Dataset content ::
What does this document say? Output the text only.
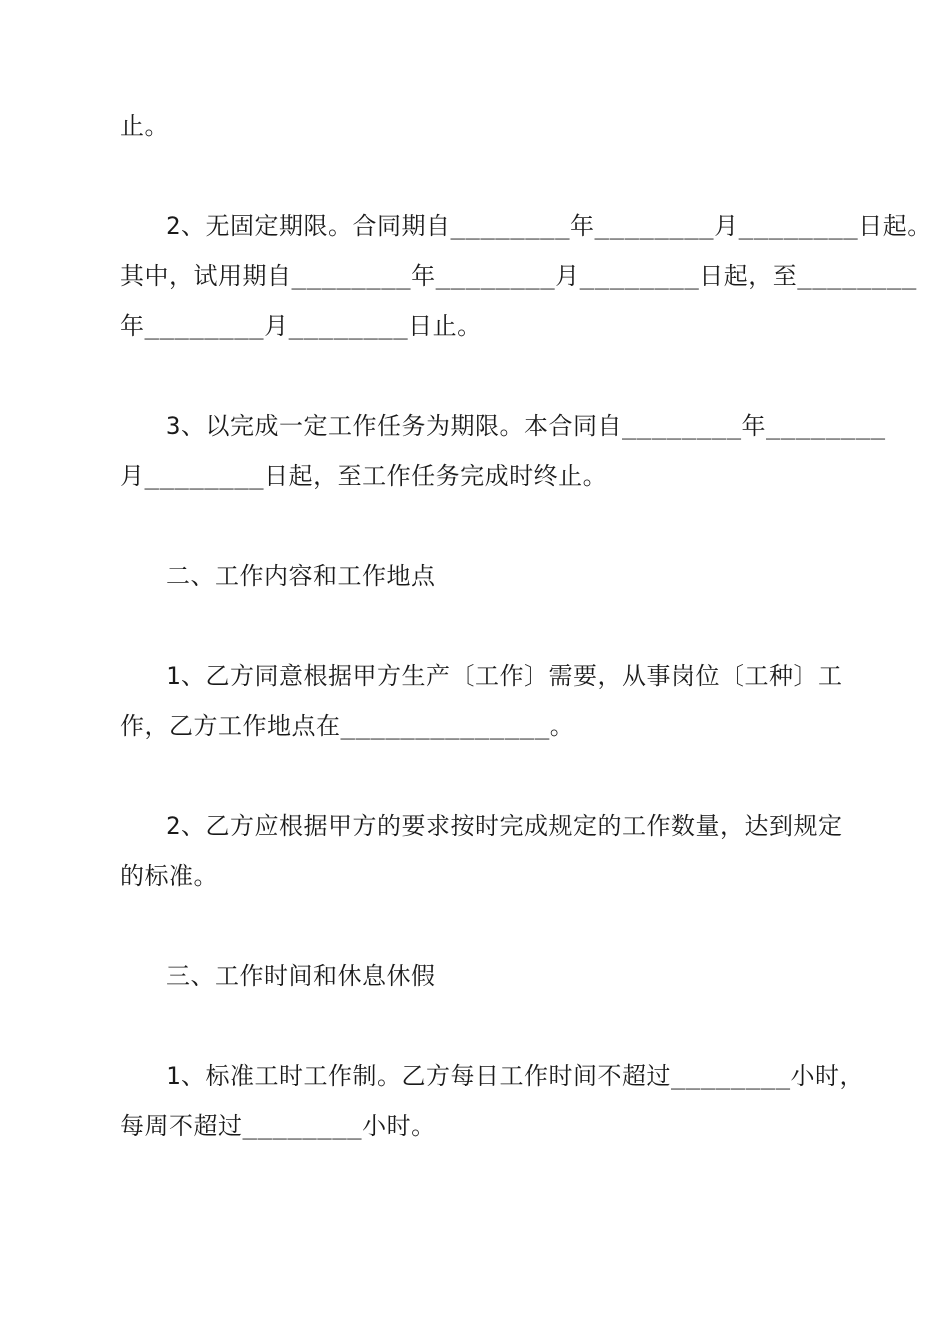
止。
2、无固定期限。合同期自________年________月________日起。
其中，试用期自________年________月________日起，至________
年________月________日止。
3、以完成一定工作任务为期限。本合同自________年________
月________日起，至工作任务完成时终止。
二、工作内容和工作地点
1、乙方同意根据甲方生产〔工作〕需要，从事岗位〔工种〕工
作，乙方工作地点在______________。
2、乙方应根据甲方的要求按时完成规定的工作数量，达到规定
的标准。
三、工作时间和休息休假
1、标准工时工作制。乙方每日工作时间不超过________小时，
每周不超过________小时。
--
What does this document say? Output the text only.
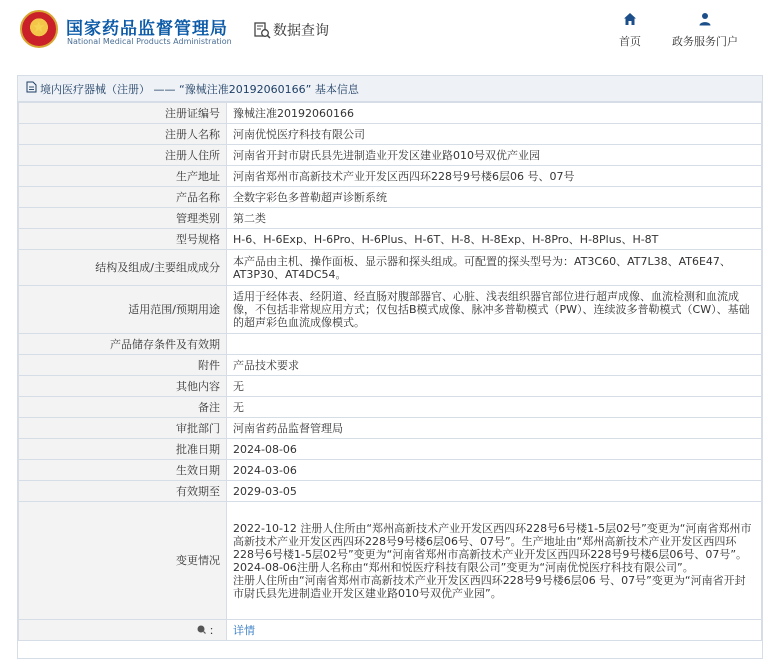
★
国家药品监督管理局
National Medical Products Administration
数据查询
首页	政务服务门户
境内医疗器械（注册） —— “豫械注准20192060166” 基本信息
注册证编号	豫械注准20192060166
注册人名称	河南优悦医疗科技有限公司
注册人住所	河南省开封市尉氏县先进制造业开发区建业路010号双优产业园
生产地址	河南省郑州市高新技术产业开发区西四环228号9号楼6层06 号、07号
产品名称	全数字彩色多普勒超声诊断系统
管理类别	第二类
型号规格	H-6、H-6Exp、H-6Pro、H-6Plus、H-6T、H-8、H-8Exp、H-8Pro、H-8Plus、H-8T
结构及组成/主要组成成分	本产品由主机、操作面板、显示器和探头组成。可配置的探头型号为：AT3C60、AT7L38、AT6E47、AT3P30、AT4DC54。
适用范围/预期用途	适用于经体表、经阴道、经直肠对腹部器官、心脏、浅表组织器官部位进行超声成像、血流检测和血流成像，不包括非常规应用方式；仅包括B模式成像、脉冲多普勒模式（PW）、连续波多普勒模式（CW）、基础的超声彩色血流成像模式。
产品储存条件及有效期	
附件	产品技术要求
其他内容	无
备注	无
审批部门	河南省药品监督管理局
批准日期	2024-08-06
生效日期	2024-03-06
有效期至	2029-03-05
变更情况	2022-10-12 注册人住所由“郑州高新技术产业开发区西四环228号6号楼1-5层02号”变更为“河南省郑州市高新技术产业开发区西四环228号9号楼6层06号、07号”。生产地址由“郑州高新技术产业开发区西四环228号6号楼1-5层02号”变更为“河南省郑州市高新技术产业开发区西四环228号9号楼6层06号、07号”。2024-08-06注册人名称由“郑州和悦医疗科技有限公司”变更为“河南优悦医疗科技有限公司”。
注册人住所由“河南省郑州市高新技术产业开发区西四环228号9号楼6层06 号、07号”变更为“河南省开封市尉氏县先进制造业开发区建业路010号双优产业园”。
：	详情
--
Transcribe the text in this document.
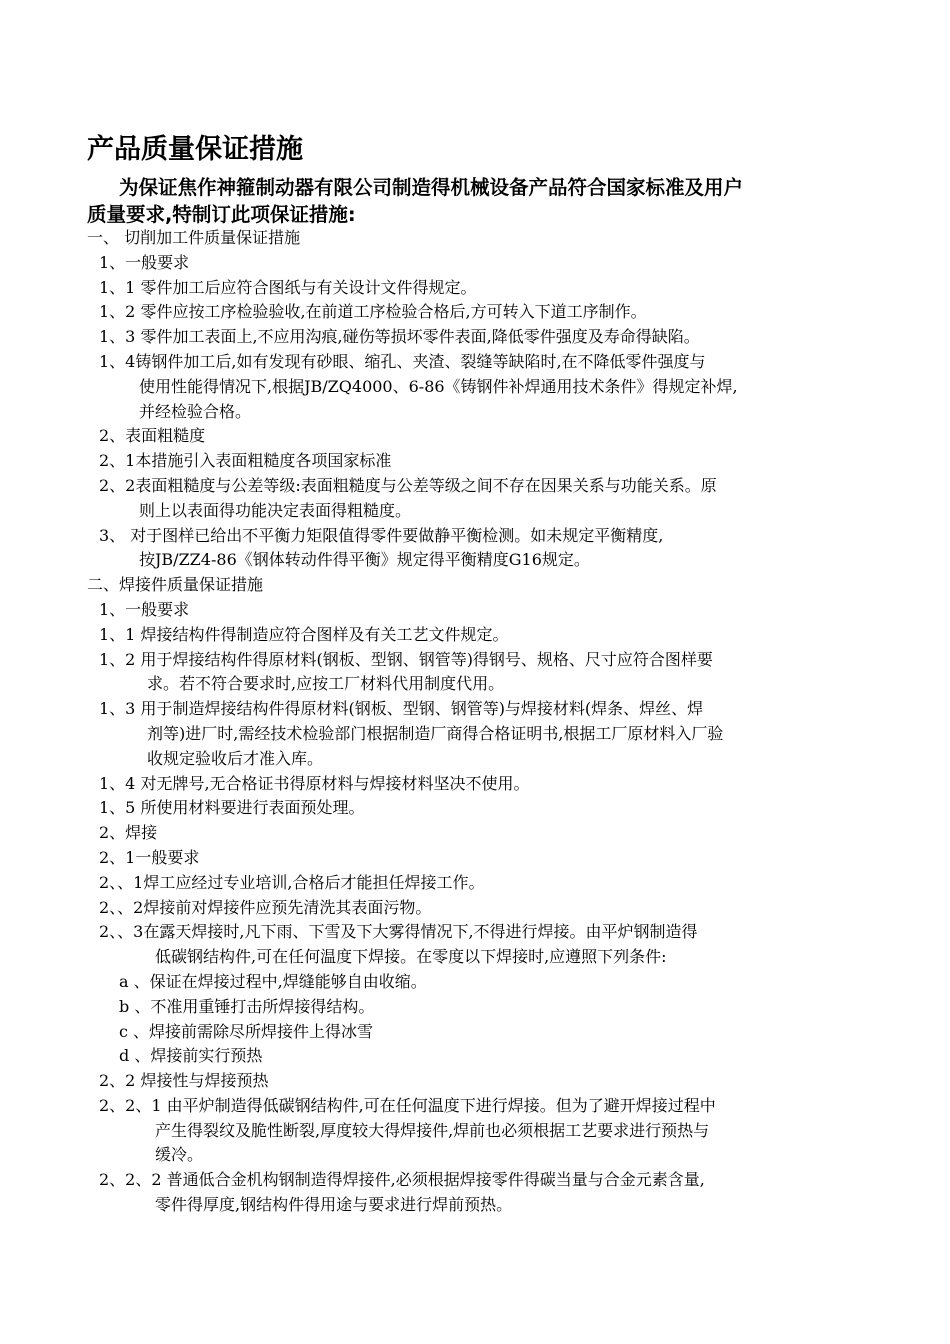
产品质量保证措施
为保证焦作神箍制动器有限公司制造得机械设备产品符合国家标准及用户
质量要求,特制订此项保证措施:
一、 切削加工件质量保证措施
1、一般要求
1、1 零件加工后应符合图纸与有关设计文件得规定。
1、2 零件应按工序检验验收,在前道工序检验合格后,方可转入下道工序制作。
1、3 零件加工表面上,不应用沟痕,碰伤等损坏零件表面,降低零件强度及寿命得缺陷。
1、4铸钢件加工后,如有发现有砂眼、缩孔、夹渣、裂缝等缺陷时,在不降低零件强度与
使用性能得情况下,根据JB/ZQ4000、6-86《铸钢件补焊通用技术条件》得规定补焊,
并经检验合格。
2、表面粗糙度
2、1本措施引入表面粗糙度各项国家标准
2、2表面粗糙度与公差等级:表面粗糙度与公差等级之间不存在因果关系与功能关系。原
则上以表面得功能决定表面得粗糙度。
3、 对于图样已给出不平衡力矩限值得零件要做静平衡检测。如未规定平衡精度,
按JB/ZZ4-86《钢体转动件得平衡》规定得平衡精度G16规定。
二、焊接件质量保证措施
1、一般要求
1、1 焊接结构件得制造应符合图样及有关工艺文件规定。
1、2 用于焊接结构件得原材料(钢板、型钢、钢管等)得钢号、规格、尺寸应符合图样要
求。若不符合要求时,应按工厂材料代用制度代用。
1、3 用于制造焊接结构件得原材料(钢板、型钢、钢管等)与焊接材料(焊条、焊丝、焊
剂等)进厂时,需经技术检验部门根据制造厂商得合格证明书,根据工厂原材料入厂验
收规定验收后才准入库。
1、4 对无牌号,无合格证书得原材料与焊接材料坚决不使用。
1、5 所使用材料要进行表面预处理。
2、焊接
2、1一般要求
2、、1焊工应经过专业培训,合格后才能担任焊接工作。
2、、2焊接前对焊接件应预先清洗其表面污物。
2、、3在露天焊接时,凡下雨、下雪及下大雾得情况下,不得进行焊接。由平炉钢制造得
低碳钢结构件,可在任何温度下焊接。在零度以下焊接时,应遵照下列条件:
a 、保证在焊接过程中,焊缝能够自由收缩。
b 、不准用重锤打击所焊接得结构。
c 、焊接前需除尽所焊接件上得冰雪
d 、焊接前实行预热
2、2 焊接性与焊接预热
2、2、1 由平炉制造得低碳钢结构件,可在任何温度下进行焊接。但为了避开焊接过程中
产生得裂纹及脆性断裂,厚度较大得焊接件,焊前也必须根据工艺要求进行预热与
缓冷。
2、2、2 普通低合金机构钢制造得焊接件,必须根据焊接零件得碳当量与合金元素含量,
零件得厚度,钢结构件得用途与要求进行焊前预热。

Instruction :: Isolate each line of the listing above that includes "注册人住所由". Copy it.

Solution ::
变更情况	2022-10-12 注册人住所由“郑州高新技术产业开发区西四环228号6号楼1-5层02号”变更为“河南省郑州市高新技术产业开发区西四环228号9号楼6层06号、07号”。生产地址由“郑州高新技术产业开发区西四环228号6号楼1-5层02号”变更为“河南省郑州市高新技术产业开发区西四环228号9号楼6层06号、07号”。2024-08-06注册人名称由“郑州和悦医疗科技有限公司”变更为“河南优悦医疗科技有限公司”。
注册人住所由“河南省郑州市高新技术产业开发区西四环228号9号楼6层06 号、07号”变更为“河南省开封市尉氏县先进制造业开发区建业路010号双优产业园”。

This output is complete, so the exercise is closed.